*ОТРЫВОК*
В заключение этого раздела следует упомянуть и о казачестве, но лишь в связи с тем, что после разгрома пугачевщины и ликвидации Запорожской Сечи (1775) оно окончательно утратило претензии на политическую субъектность (несмотря на создание новых казачьих войск – Забайкальского, Амурского, Семиреченского и др.) и сделалось просто одним из служилых сословий (хотя и очень своеобразным).
Но если даже привилегированные и полупривилегированные сословия в качестве субъектов русского нациестроительства выглядят более чем сомнительно, то что уж говорить о вовсе не привилегированном подавляющем большинстве – крестьянстве, в 1762 г. составлявшем почти 92 % подданных империи, в 1897-м – почти 86 % и даже в 1913-м – более 80 %. Оно в своем наличном положении не очень-то годилось и в объекты нацбилдинга, ибо было лишено не только политических, но и основных гражданских прав. Выше уже говорилось о реально рабском статусе крепостных крестьян, но в определенном смысле положение другой значительной категории «сельских обывателей» – государственных крестьян мало чем отличалось: и первые, и вторые не имели «свободы передвижения и социальной мобильности, права выбора занятий», были прикреплены «наследственно к своему социальному статусу, месту жительства, общине и владельцу. Это дает основание объединить все разряды крестьян, существовавшие до 1860-х гг., в одно сословие закрепощенных сельских обывателей» (Б. Н. Миронов).

*ИСХОДНЫЙ МАТЕРИАЛ*
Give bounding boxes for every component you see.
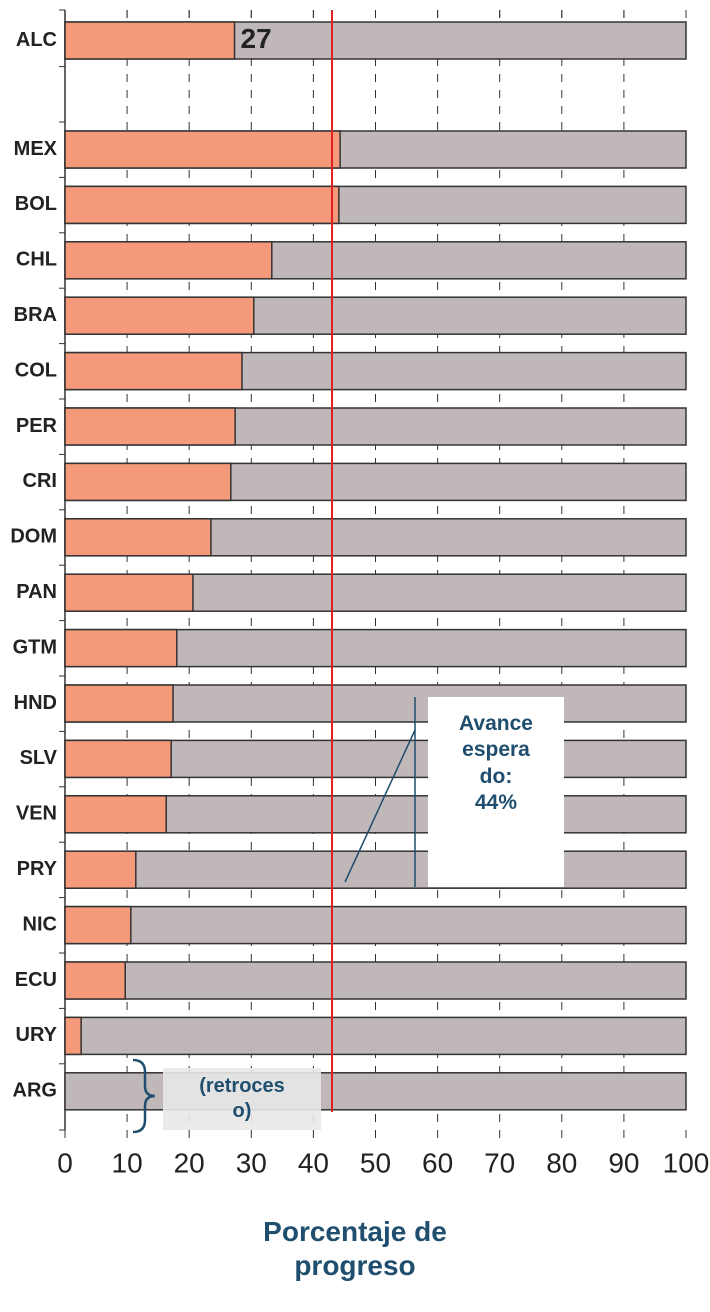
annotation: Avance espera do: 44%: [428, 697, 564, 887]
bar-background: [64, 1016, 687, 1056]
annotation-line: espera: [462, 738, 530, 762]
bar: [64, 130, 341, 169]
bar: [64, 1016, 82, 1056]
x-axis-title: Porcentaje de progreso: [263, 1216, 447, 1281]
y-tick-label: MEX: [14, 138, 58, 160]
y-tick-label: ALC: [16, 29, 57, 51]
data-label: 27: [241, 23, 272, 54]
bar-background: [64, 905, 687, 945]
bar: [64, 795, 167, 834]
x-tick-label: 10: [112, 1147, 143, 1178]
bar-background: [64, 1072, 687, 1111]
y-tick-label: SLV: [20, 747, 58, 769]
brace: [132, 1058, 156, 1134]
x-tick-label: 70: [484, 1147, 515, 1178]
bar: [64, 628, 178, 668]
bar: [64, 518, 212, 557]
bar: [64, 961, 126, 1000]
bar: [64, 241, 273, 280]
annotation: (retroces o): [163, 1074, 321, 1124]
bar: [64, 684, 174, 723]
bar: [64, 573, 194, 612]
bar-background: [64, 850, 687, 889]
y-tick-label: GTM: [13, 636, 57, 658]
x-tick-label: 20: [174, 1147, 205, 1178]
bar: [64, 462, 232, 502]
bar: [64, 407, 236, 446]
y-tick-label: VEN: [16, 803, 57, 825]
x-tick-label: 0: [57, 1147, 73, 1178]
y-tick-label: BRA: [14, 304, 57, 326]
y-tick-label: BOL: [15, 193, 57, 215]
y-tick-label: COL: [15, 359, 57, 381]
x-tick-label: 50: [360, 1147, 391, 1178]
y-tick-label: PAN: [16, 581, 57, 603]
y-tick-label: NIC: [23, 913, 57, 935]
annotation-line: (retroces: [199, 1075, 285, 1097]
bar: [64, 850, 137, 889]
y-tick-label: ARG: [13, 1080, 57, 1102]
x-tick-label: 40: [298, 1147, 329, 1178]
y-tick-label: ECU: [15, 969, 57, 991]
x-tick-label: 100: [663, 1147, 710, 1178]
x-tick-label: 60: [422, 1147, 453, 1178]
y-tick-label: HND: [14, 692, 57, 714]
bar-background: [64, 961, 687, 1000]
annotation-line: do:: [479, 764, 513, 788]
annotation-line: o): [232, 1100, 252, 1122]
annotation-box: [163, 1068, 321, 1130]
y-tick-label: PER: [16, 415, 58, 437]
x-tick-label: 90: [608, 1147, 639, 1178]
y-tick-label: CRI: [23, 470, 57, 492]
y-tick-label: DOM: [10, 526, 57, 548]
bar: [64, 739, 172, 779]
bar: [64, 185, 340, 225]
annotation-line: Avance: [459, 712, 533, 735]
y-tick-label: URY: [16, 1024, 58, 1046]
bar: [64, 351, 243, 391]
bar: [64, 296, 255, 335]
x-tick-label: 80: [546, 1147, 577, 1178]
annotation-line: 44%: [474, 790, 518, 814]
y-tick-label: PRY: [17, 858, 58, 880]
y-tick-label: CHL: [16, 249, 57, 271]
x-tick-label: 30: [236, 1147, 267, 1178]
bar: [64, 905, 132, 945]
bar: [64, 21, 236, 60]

--

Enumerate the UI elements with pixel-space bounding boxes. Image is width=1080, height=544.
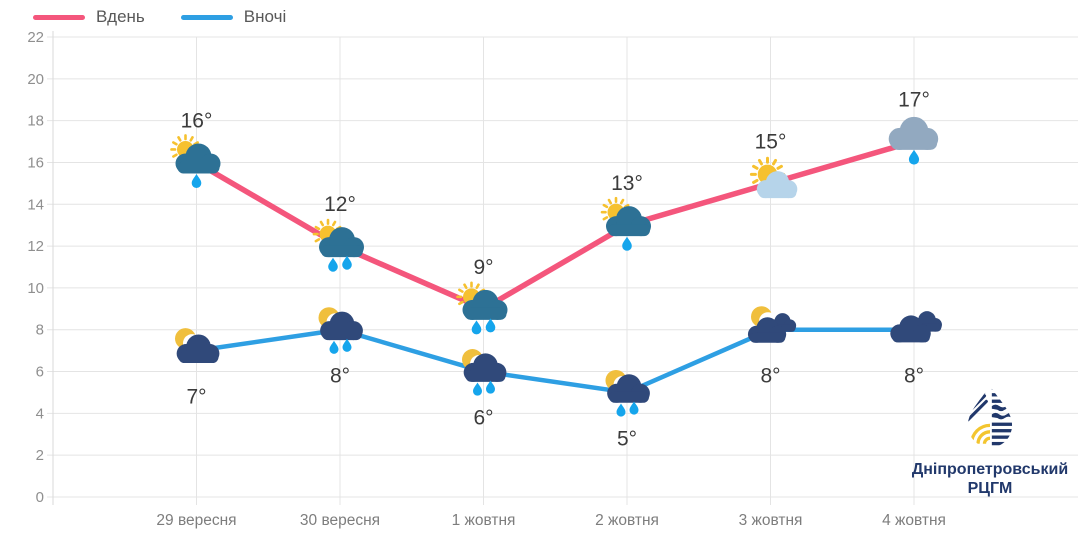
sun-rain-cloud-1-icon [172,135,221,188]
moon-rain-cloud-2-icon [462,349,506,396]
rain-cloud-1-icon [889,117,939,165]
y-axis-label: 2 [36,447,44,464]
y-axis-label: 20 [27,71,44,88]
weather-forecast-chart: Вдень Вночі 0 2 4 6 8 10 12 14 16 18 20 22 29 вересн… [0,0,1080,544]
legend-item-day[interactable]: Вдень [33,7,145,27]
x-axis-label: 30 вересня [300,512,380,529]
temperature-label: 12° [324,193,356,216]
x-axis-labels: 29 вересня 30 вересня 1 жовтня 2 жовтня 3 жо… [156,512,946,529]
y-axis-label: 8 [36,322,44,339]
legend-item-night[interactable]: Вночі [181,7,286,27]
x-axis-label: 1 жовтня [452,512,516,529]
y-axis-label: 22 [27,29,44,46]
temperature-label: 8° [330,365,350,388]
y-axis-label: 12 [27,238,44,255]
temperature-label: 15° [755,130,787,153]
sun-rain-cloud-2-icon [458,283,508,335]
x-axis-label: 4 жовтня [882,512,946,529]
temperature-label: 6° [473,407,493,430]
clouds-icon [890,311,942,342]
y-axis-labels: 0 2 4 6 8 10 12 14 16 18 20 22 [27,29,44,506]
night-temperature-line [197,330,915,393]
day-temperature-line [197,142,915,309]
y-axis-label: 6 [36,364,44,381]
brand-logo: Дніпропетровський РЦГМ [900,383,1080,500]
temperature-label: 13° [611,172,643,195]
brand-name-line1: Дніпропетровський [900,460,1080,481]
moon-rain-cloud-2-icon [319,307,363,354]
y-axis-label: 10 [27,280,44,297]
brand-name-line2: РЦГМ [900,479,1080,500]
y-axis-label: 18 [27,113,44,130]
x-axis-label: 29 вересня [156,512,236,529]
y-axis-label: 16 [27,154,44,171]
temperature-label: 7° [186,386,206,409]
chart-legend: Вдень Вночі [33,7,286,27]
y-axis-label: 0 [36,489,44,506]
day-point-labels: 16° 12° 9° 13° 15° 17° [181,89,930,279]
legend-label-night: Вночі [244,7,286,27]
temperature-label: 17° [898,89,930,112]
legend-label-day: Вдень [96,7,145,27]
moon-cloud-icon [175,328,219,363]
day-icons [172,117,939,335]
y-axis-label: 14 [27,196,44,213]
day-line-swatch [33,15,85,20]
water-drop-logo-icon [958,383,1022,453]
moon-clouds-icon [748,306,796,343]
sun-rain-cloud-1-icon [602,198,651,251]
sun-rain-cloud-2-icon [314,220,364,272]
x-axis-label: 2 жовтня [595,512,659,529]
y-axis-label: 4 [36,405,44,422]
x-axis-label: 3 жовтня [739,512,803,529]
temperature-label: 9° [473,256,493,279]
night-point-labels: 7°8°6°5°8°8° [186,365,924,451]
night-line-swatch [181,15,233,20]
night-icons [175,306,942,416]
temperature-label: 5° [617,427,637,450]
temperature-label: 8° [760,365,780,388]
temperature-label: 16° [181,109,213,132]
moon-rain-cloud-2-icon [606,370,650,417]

*НАД ЧЕМ РАБОТАТЬ*
[a] Перескажите отрывок о казачестве и крестьянстве в двух предложениях.
[b] Перепишите из отрывка кусок, начав со слов «В заключение этого» и остановившись после слов «и очень своеобразным).».

*ОТВЕТЫ ПО ПОРЯДКУ*
[a] После разгрома пугачевщины и ликвидации Запорожской Сечи в 1775 году казачество окончательно утратило претензии на политическую субъектность и стало просто одним из служилых сословий. Крестьянство, составлявшее подавляющее большинство подданных империи, было лишено не только политических, но и основных гражданских прав, причем положение государственных крестьян мало чем отличалось от положения крепостных.

[b]
В заключение этого раздела следует упомянуть и о казачестве, но лишь в связи с тем, что после разгрома пугачевщины и ликвидации Запорожской Сечи (1775) оно окончательно утратило претензии на политическую субъектность (несмотря на создание новых казачьих войск – Забайкальского, Амурского, Семиреченского и др.) и сделалось просто одним из служилых сословий (хотя и очень своеобразным).